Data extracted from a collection
========

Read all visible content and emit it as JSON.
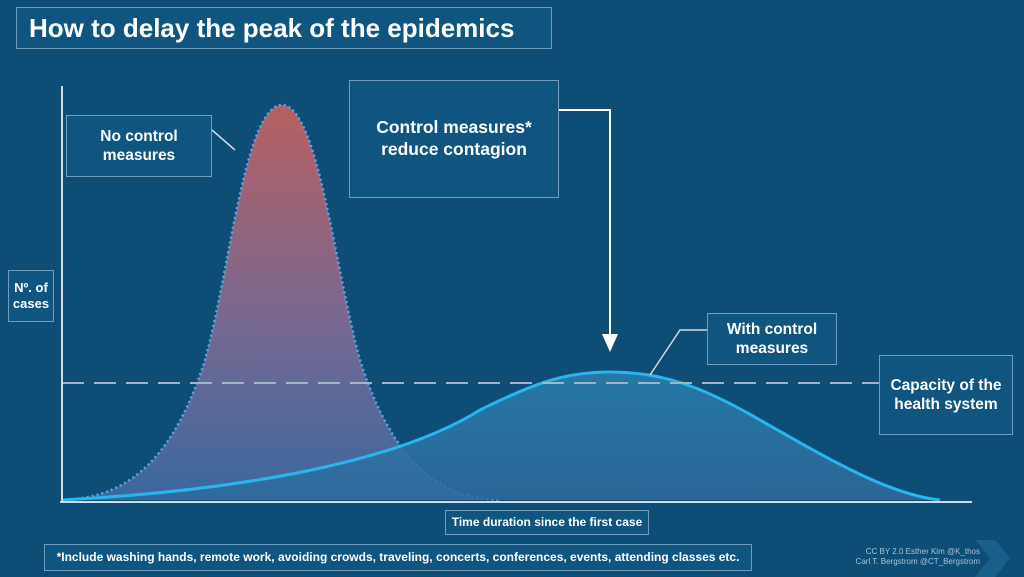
{
  "title": "How to delay the peak of the epidemics",
  "labels": {
    "no_control": "No control measures",
    "control_reduce": "Control measures* reduce contagion",
    "with_control": "With control measures",
    "capacity": "Capacity of the health system",
    "y_axis": "Nº. of cases",
    "x_axis": "Time duration since the first case"
  },
  "footnote": "*Include washing hands, remote work, avoiding crowds, traveling, concerts, conferences, events, attending classes etc.",
  "credits": {
    "line1": "CC BY 2.0  Esther Kim  @K_thos",
    "line2": "Carl T. Bergstrom  @CT_Bergstrom"
  },
  "colors": {
    "background": "#0d4d76",
    "no_control_top": "#c0605f",
    "no_control_bottom": "#3d6aa0",
    "with_control_line": "#29b6ef",
    "capacity_line": "#9fb6c7",
    "box_border": "#6f9fbf"
  }
}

========

■ Problem statement ■
Reproduce the data verbatim. Do not carry any picture into the copy.

■ Written answer ■
Read all visible content and emit it as JSON.
{
  "title": "How to delay the peak of the epidemics",
  "labels": {
    "no_control": "No control measures",
    "control_reduce": "Control measures* reduce contagion",
    "with_control": "With control measures",
    "capacity": "Capacity of the health system",
    "y_axis": "Nº. of cases",
    "x_axis": "Time duration since the first case"
  },
  "footnote": "*Include washing hands, remote work, avoiding crowds, traveling, concerts, conferences, events, attending classes etc.",
  "credits": {
    "line1": "CC BY 2.0  Esther Kim  @K_thos",
    "line2": "Carl T. Bergstrom  @CT_Bergstrom"
  },
  "colors": {
    "background": "#0d4d76",
    "no_control_top": "#c0605f",
    "no_control_bottom": "#3d6aa0",
    "with_control_line": "#29b6ef",
    "capacity_line": "#9fb6c7",
    "box_border": "#6f9fbf"
  }
}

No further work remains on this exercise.